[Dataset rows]
____

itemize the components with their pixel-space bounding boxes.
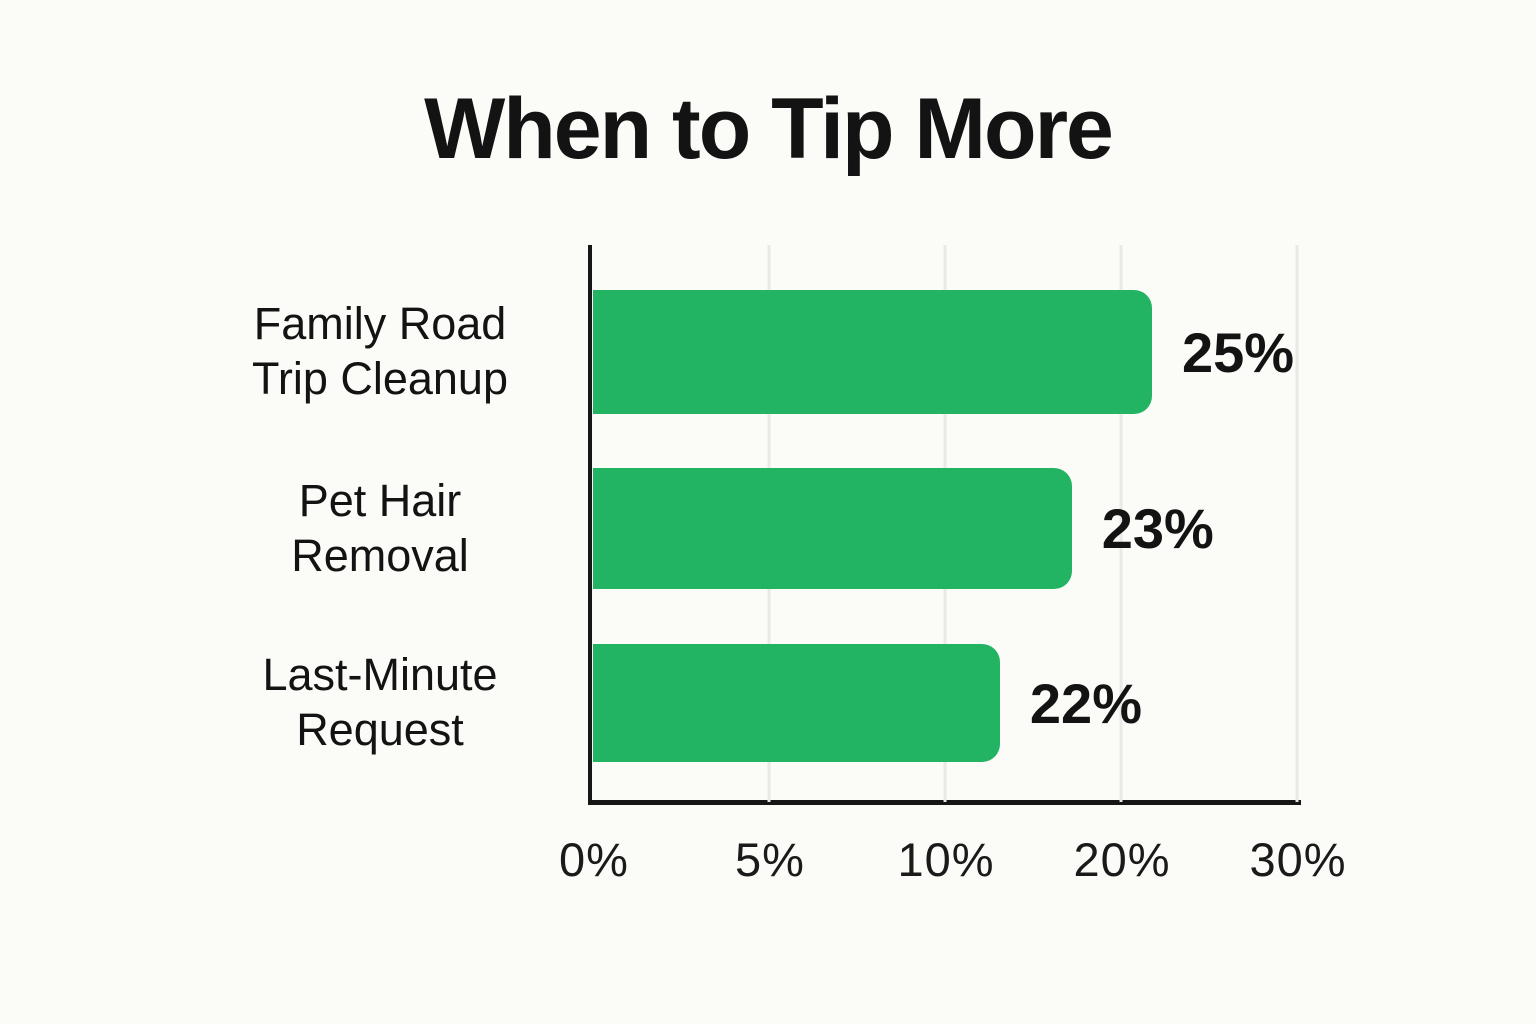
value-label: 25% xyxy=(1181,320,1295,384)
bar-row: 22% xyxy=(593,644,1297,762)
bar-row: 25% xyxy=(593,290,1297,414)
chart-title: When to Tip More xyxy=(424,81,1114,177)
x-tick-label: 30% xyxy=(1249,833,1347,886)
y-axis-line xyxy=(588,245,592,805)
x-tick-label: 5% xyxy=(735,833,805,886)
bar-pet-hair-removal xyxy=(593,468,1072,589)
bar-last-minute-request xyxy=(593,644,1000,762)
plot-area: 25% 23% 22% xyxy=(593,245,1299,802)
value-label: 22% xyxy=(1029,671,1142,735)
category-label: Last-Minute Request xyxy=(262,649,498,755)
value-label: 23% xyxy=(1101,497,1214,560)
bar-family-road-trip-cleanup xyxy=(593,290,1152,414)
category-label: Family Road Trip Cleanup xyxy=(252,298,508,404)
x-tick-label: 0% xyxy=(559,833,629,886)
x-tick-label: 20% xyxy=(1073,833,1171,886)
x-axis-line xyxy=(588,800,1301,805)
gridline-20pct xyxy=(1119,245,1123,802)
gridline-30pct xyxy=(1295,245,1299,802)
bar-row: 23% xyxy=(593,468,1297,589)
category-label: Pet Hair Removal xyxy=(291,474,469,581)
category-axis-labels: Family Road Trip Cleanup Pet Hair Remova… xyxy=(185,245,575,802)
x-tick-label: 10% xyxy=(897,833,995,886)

____

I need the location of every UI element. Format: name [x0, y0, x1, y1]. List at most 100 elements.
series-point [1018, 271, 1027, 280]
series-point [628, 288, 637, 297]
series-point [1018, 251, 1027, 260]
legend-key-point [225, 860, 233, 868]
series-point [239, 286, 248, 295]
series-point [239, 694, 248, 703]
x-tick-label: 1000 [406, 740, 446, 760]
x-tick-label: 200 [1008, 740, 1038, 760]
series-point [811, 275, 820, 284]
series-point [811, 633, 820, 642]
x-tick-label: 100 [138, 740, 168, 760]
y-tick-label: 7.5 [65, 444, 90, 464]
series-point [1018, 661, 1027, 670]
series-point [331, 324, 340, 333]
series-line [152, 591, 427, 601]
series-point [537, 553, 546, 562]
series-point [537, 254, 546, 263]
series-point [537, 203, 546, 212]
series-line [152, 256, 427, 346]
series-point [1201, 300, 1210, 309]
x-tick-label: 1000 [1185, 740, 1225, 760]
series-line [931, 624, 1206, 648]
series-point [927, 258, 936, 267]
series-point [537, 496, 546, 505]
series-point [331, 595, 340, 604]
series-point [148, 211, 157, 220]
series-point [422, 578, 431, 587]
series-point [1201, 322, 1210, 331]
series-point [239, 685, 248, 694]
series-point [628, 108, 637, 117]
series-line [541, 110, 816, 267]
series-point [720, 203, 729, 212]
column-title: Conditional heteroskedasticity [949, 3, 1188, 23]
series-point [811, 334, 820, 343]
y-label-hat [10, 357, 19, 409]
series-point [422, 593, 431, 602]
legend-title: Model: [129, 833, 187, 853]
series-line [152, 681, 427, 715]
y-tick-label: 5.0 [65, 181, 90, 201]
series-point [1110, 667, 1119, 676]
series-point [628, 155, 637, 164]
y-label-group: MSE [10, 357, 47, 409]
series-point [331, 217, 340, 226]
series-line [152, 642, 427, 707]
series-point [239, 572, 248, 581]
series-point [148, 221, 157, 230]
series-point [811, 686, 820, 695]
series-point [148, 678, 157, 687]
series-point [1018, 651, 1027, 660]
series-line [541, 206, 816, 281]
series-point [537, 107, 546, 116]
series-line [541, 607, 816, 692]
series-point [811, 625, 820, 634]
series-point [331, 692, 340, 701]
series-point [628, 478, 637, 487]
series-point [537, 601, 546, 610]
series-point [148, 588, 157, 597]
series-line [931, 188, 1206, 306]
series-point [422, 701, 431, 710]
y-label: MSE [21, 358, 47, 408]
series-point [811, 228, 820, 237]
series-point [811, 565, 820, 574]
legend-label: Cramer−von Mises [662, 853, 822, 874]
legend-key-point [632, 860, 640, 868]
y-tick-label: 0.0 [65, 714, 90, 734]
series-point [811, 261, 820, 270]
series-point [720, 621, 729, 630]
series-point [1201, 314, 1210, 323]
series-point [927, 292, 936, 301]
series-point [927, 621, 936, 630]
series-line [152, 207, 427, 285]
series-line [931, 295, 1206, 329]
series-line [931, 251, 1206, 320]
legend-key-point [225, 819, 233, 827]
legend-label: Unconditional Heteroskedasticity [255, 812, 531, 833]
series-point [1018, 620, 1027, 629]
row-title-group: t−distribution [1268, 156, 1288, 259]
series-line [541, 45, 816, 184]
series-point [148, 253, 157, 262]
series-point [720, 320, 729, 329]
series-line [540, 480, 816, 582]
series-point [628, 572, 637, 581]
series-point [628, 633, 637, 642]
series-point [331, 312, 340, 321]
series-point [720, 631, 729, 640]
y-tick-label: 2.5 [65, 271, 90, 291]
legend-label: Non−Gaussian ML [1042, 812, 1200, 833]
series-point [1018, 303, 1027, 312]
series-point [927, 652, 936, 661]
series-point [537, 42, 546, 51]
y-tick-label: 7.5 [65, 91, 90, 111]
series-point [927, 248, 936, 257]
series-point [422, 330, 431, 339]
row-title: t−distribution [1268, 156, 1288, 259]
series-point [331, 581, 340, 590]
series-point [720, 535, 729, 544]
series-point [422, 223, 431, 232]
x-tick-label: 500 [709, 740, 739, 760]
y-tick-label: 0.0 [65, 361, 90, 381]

____

TASK OBJECTIVE ->
Please revise the records from the line that contains "value-label: 25% xyxy=(1181,320,1295,384)" through the line that contains "category-axis-labels: Family Road", replacing "bar-row" with "bar-track" and leaving everything else unchanged. Return only those lines.

TASK ANSWER ->
value-label: 25% xyxy=(1181,320,1295,384)
bar-track: 22% xyxy=(593,644,1297,762)
bar-track: 25% xyxy=(593,290,1297,414)
chart-title: When to Tip More xyxy=(424,81,1114,177)
x-tick-label: 30% xyxy=(1249,833,1347,886)
y-axis-line xyxy=(588,245,592,805)
x-tick-label: 5% xyxy=(735,833,805,886)
bar-pet-hair-removal xyxy=(593,468,1072,589)
bar-last-minute-request xyxy=(593,644,1000,762)
plot-area: 25% 23% 22% xyxy=(593,245,1299,802)
value-label: 22% xyxy=(1029,671,1142,735)
category-label: Last-Minute Request xyxy=(262,649,498,755)
value-label: 23% xyxy=(1101,497,1214,560)
bar-family-road-trip-cleanup xyxy=(593,290,1152,414)
category-label: Family Road Trip Cleanup xyxy=(252,298,508,404)
x-tick-label: 0% xyxy=(559,833,629,886)
x-tick-label: 20% xyxy=(1073,833,1171,886)
x-axis-line xyxy=(588,800,1301,805)
gridline-20pct xyxy=(1119,245,1123,802)
gridline-30pct xyxy=(1295,245,1299,802)
bar-track: 23% xyxy=(593,468,1297,589)
category-label: Pet Hair Removal xyxy=(291,474,469,581)
category-axis-labels: Family Road Trip Cleanup Pet Hair Remova… xyxy=(185,245,575,802)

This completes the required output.